- _INSTRUCTION_
Output these lines word for word, everything from the line containing "Patent image size: (1196, 1008)." down to the line containing "The score lines 204 is at (447, 98).".

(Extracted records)
-- Start --
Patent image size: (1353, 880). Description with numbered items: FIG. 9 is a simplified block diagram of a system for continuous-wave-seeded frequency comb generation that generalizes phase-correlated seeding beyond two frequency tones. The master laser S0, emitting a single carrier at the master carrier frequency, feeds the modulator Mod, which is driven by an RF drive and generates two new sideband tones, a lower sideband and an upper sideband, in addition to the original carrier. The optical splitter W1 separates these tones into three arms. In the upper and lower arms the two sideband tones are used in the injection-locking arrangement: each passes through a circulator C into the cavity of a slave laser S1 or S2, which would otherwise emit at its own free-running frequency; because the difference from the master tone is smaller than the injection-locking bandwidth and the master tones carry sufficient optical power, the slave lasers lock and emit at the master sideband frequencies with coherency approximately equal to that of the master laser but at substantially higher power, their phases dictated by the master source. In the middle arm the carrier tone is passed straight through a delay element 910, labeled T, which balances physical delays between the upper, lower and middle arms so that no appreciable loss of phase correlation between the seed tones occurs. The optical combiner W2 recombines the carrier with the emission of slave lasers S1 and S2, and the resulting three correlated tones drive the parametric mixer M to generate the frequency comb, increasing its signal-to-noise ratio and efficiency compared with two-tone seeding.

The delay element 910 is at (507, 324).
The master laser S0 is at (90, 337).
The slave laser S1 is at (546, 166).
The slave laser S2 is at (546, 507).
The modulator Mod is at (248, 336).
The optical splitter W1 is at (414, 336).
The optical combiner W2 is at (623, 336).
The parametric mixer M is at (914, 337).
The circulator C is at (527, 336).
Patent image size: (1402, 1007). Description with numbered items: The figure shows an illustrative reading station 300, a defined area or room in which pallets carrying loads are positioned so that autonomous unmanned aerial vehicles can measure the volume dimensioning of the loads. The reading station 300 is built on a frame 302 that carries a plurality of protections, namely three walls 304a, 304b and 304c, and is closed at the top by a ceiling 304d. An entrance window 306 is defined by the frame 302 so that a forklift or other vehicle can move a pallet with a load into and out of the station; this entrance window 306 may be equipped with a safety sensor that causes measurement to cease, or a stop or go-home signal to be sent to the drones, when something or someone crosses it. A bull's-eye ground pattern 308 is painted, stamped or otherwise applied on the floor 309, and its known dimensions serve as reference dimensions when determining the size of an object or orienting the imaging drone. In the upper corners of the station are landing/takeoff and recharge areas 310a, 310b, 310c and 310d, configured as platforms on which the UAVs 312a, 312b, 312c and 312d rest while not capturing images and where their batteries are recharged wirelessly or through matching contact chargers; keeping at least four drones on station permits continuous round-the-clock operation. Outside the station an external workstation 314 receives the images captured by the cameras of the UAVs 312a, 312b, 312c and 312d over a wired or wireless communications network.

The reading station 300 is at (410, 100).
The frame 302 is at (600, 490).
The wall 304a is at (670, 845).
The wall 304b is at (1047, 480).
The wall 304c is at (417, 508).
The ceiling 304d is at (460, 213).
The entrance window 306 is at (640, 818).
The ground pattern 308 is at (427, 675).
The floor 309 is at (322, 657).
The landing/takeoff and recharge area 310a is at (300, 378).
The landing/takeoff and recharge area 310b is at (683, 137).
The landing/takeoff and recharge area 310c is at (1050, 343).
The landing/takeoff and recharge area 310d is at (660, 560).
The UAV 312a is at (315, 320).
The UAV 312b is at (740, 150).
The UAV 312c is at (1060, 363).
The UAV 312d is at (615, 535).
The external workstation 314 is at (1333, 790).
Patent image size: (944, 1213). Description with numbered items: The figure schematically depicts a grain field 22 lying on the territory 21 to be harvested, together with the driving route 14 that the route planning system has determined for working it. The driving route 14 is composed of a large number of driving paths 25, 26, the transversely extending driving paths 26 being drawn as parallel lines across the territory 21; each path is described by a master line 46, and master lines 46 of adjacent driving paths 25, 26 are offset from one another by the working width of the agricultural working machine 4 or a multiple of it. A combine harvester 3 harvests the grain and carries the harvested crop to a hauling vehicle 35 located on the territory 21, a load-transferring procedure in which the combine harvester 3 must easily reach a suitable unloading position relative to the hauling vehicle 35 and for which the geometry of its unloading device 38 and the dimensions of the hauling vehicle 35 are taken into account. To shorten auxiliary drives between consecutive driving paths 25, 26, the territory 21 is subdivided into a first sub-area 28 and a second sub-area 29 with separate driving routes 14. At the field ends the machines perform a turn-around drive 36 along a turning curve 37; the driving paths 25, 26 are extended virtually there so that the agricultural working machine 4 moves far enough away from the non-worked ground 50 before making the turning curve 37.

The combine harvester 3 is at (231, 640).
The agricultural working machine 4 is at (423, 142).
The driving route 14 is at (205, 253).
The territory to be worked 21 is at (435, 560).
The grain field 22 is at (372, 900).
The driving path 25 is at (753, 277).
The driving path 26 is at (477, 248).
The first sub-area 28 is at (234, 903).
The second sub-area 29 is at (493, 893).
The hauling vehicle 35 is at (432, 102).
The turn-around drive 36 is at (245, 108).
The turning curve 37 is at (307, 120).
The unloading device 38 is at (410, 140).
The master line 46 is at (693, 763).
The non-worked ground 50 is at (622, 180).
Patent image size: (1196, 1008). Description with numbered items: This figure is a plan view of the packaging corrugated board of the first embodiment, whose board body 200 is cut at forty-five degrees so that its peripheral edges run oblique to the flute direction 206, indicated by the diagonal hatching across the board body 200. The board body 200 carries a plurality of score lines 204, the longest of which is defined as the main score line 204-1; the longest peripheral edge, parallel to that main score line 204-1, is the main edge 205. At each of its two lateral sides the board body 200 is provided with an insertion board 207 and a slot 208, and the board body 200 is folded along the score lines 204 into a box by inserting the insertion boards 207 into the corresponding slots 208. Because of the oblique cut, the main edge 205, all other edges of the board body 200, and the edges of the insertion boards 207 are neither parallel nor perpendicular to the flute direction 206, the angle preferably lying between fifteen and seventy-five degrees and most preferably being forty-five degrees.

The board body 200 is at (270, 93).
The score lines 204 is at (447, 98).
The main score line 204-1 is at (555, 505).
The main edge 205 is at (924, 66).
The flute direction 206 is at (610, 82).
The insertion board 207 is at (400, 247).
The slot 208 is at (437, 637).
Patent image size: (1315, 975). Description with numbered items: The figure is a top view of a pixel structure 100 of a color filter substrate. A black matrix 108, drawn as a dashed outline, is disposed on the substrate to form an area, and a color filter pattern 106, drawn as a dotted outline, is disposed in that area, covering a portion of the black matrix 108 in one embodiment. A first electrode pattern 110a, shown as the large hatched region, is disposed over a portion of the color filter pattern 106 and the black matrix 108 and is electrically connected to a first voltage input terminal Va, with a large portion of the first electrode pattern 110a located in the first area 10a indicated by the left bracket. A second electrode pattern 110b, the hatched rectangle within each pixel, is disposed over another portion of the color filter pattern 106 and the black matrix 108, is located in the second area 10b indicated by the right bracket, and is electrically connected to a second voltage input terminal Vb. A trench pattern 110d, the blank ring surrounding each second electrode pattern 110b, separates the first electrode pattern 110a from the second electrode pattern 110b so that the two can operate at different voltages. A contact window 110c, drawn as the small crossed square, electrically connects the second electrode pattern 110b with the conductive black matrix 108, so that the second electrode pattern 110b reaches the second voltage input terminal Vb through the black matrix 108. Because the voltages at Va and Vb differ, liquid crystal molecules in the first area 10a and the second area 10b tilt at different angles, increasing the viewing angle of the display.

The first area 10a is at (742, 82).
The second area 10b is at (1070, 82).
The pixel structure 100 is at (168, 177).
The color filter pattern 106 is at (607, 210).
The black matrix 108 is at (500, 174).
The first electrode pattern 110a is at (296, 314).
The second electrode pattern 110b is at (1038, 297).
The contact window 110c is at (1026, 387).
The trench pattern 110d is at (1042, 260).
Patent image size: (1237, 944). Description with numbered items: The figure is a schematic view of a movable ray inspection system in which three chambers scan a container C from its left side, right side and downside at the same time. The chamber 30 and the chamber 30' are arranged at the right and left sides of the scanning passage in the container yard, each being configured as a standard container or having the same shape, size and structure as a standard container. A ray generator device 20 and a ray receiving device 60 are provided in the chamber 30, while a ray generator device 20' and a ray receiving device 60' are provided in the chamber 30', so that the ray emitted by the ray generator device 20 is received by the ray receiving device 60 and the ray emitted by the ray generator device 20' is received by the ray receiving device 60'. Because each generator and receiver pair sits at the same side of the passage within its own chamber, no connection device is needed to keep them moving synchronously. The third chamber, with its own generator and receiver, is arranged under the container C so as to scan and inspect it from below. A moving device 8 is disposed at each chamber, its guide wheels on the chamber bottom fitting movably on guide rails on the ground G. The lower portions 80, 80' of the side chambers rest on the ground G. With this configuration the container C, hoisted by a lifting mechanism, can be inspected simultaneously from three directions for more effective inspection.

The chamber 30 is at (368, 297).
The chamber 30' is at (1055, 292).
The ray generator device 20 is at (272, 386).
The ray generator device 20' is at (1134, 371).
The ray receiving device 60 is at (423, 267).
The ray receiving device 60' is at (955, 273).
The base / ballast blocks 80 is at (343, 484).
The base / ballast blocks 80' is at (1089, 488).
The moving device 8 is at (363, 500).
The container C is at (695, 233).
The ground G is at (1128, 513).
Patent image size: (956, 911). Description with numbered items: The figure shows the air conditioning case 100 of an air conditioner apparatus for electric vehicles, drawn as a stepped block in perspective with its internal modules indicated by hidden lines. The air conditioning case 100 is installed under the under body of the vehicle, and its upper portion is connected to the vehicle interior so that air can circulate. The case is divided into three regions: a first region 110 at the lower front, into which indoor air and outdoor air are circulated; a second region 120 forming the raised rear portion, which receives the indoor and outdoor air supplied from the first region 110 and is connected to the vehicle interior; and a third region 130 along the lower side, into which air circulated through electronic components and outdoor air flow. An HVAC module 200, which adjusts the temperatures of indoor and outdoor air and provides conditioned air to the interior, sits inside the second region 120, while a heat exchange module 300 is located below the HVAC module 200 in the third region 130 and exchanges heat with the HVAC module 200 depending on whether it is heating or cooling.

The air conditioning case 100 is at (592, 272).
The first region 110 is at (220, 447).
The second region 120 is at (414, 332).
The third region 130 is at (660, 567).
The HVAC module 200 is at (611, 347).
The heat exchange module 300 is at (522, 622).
-- End --
- _SOLUTION BELOW_
Patent image size: (1196, 1008). Description with numbered items: This figure is a plan view of the packaging corrugated board of the first embodiment, whose board body 200 is cut at forty-five degrees so that its peripheral edges run oblique to the flute direction 206, indicated by the diagonal hatching across the board body 200. The board body 200 carries a plurality of score lines 204, the longest of which is defined as the main score line 204-1; the longest peripheral edge, parallel to that main score line 204-1, is the main edge 205. At each of its two lateral sides the board body 200 is provided with an insertion board 207 and a slot 208, and the board body 200 is folded along the score lines 204 into a box by inserting the insertion boards 207 into the corresponding slots 208. Because of the oblique cut, the main edge 205, all other edges of the board body 200, and the edges of the insertion boards 207 are neither parallel nor perpendicular to the flute direction 206, the angle preferably lying between fifteen and seventy-five degrees and most preferably being forty-five degrees.

The board body 200 is at (270, 93).
The score lines 204 is at (447, 98).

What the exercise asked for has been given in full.